WHAT IS ASKED: Leave out pictures; repeat exactly the lines from the "Enumerate this screenshot's" line through the last of the data below.

DATA SHOWN:
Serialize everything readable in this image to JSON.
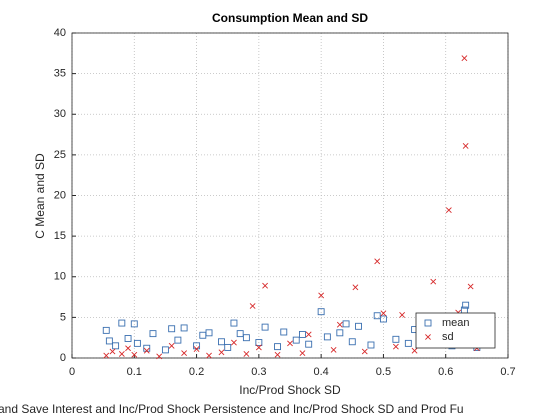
{
  "chart_data": {
    "type": "scatter",
    "title": "Consumption Mean and SD",
    "xlabel": "Inc/Prod Shock SD",
    "ylabel": "C Mean and SD",
    "subtitle": "and Save Interest and Inc/Prod Shock Persistence and Inc/Prod Shock SD and Prod Fu",
    "xlim": [
      0,
      0.7
    ],
    "xticks": [
      0,
      0.1,
      0.2,
      0.3,
      0.4,
      0.5,
      0.6,
      0.7
    ],
    "ylim": [
      0,
      40
    ],
    "yticks": [
      0,
      5,
      10,
      15,
      20,
      25,
      30,
      35,
      40
    ],
    "grid": true,
    "legend": "southeast",
    "series": [
      {
        "name": "mean",
        "color": "#3a6fb0",
        "marker": "square",
        "x": [
          0.055,
          0.06,
          0.07,
          0.08,
          0.09,
          0.1,
          0.105,
          0.12,
          0.13,
          0.15,
          0.16,
          0.17,
          0.18,
          0.2,
          0.21,
          0.22,
          0.24,
          0.25,
          0.26,
          0.27,
          0.28,
          0.3,
          0.31,
          0.33,
          0.34,
          0.36,
          0.37,
          0.38,
          0.4,
          0.41,
          0.43,
          0.44,
          0.45,
          0.46,
          0.48,
          0.49,
          0.5,
          0.52,
          0.54,
          0.55,
          0.57,
          0.58,
          0.6,
          0.61,
          0.62,
          0.63,
          0.632,
          0.635,
          0.64,
          0.65
        ],
        "values": [
          3.4,
          2.1,
          1.5,
          4.3,
          2.4,
          4.2,
          1.8,
          1.2,
          3.0,
          1.0,
          3.6,
          2.2,
          3.7,
          1.5,
          2.8,
          3.1,
          2.0,
          1.3,
          4.3,
          3.0,
          2.5,
          1.9,
          3.8,
          1.4,
          3.2,
          2.2,
          2.9,
          1.7,
          5.7,
          2.6,
          3.1,
          4.2,
          2.0,
          3.9,
          1.6,
          5.2,
          4.8,
          2.3,
          1.8,
          3.5,
          2.7,
          4.1,
          3.3,
          1.5,
          2.4,
          5.9,
          6.5,
          4.5,
          3.0,
          1.3
        ]
      },
      {
        "name": "sd",
        "color": "#d62728",
        "marker": "x",
        "x": [
          0.055,
          0.065,
          0.08,
          0.09,
          0.1,
          0.12,
          0.14,
          0.16,
          0.18,
          0.2,
          0.22,
          0.24,
          0.26,
          0.28,
          0.29,
          0.3,
          0.31,
          0.33,
          0.35,
          0.37,
          0.38,
          0.4,
          0.42,
          0.43,
          0.455,
          0.47,
          0.49,
          0.5,
          0.52,
          0.53,
          0.55,
          0.56,
          0.58,
          0.6,
          0.605,
          0.62,
          0.63,
          0.632,
          0.64,
          0.65
        ],
        "values": [
          0.3,
          0.8,
          0.5,
          1.2,
          0.4,
          0.9,
          0.2,
          1.5,
          0.6,
          1.1,
          0.3,
          0.7,
          1.9,
          0.5,
          6.4,
          1.3,
          8.9,
          0.4,
          1.8,
          0.6,
          2.9,
          7.7,
          1.0,
          4.1,
          8.7,
          0.8,
          11.9,
          5.5,
          1.4,
          5.3,
          0.9,
          5.2,
          9.4,
          2.2,
          18.2,
          5.6,
          36.9,
          26.1,
          8.8,
          1.2
        ]
      }
    ]
  }
}
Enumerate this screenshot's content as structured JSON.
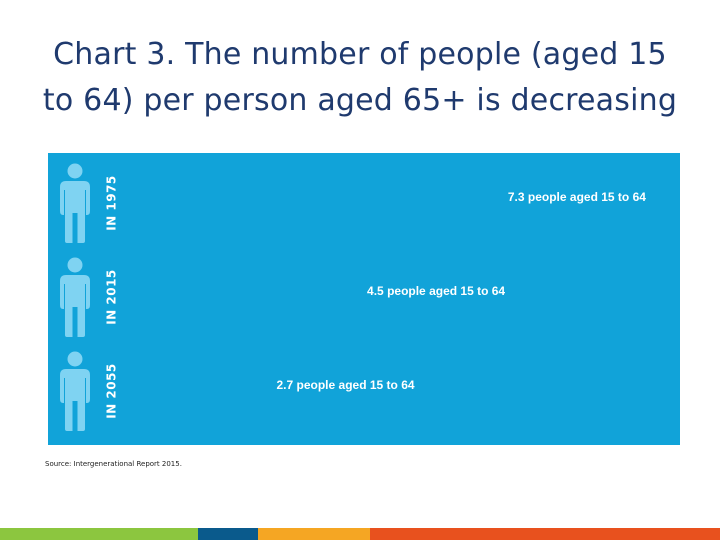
{
  "slide": {
    "title_line1": "Chart 3. The number of people (aged 15",
    "title_line2": "to 64) per person aged 65+ is decreasing",
    "source": "Source: Intergenerational Report 2015."
  },
  "chart_data": {
    "type": "pictograph",
    "unit": "people aged 15 to 64 per person aged 65+",
    "rows": [
      {
        "year_label": "IN 1975",
        "value": 7.3,
        "value_label": "7.3 people aged 15 to 64"
      },
      {
        "year_label": "IN 2015",
        "value": 4.5,
        "value_label": "4.5 people aged 15 to 64"
      },
      {
        "year_label": "IN 2055",
        "value": 2.7,
        "value_label": "2.7 people aged 15 to 64"
      }
    ],
    "colors": {
      "background": "#11a3d9",
      "working_age_figure": "#ffffff",
      "senior_figure": "#7fd3f2",
      "text": "#ffffff"
    }
  },
  "footer": {
    "colors": [
      "#8cc63f",
      "#0a5a8c",
      "#f5a623",
      "#e8511e"
    ]
  }
}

TASK SOLUTION:
Enumerate this screenshot's content as structured JSON.
{
  "slide": {
    "title_line1": "Chart 3. The number of people (aged 15",
    "title_line2": "to 64) per person aged 65+ is decreasing",
    "source": "Source: Intergenerational Report 2015."
  },
  "chart_data": {
    "type": "pictograph",
    "unit": "people aged 15 to 64 per person aged 65+",
    "rows": [
      {
        "year_label": "IN 1975",
        "value": 7.3,
        "value_label": "7.3 people aged 15 to 64"
      },
      {
        "year_label": "IN 2015",
        "value": 4.5,
        "value_label": "4.5 people aged 15 to 64"
      },
      {
        "year_label": "IN 2055",
        "value": 2.7,
        "value_label": "2.7 people aged 15 to 64"
      }
    ],
    "colors": {
      "background": "#11a3d9",
      "working_age_figure": "#ffffff",
      "senior_figure": "#7fd3f2",
      "text": "#ffffff"
    }
  },
  "footer": {
    "colors": [
      "#8cc63f",
      "#0a5a8c",
      "#f5a623",
      "#e8511e"
    ]
  }
}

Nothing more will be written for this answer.